+++ ENTRIES SUPPLIED +++
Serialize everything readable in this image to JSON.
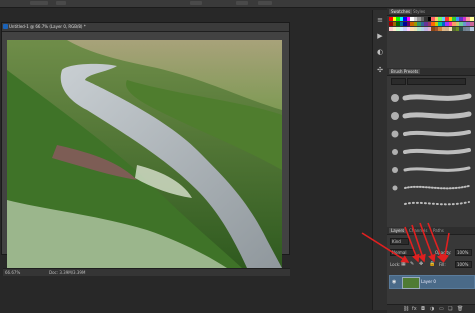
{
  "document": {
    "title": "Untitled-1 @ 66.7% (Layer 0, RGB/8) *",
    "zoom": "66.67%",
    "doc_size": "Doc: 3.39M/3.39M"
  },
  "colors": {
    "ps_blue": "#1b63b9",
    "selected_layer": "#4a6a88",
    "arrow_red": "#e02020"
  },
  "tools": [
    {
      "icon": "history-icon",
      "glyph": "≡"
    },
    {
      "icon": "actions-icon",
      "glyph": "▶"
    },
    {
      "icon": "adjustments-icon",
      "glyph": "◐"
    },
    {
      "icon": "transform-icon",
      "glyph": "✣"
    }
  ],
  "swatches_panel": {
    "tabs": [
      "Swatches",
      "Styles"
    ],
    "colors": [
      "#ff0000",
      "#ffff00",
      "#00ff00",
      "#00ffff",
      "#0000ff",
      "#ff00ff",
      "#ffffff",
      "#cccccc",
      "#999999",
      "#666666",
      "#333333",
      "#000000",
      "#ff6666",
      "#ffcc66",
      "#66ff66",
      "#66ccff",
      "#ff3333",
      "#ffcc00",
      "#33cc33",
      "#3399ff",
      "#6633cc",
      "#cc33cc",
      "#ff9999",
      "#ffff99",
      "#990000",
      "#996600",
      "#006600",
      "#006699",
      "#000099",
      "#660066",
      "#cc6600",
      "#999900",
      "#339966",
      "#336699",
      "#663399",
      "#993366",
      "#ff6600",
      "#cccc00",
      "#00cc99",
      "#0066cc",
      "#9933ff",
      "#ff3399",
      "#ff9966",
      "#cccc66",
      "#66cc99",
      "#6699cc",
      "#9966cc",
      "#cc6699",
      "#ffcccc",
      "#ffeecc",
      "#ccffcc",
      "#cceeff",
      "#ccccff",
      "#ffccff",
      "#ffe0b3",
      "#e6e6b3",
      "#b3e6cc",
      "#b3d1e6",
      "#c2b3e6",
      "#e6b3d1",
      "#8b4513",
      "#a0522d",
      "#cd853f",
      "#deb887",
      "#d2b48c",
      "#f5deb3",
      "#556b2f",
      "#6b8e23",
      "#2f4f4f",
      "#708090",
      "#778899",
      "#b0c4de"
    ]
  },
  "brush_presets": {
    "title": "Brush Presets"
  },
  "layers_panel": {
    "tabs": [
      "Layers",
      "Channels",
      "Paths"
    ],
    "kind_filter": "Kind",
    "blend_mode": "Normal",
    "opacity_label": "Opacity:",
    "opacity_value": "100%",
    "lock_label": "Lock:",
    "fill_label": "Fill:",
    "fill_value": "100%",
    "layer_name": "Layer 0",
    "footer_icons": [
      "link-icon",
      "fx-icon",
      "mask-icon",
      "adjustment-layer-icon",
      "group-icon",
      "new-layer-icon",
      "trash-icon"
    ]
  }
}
+++
+++ ENTRIES SUPPLIED +++
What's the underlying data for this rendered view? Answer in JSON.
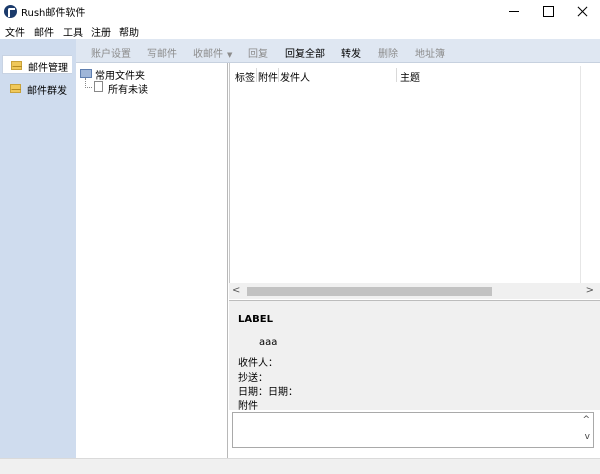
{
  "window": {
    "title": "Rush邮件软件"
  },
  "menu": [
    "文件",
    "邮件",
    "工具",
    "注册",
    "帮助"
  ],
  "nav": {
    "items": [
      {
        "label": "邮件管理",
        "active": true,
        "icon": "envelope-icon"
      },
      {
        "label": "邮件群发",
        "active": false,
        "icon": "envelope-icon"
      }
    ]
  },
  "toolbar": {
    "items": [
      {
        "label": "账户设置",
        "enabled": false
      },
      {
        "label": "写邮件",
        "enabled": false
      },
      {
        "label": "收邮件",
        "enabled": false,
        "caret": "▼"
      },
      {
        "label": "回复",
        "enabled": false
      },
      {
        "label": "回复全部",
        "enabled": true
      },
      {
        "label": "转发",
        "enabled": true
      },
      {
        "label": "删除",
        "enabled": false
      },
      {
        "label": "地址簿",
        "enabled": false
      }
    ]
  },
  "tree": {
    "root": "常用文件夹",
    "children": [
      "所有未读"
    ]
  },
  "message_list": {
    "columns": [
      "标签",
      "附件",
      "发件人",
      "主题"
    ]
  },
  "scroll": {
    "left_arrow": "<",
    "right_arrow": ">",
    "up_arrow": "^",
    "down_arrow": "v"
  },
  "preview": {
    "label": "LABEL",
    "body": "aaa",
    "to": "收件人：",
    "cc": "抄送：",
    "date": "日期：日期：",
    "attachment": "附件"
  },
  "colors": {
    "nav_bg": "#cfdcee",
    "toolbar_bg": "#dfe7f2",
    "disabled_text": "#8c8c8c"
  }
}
+++
• WHAT IS NEEDED:
Lines of the material that contain the word "title" are to be gathered.

• REPLY TO THE TASK:
    "title": "Untitled-1 @ 66.7% (Layer 0, RGB/8) *",
    "title": "Brush Presets"
    "title": "Rush邮件软件"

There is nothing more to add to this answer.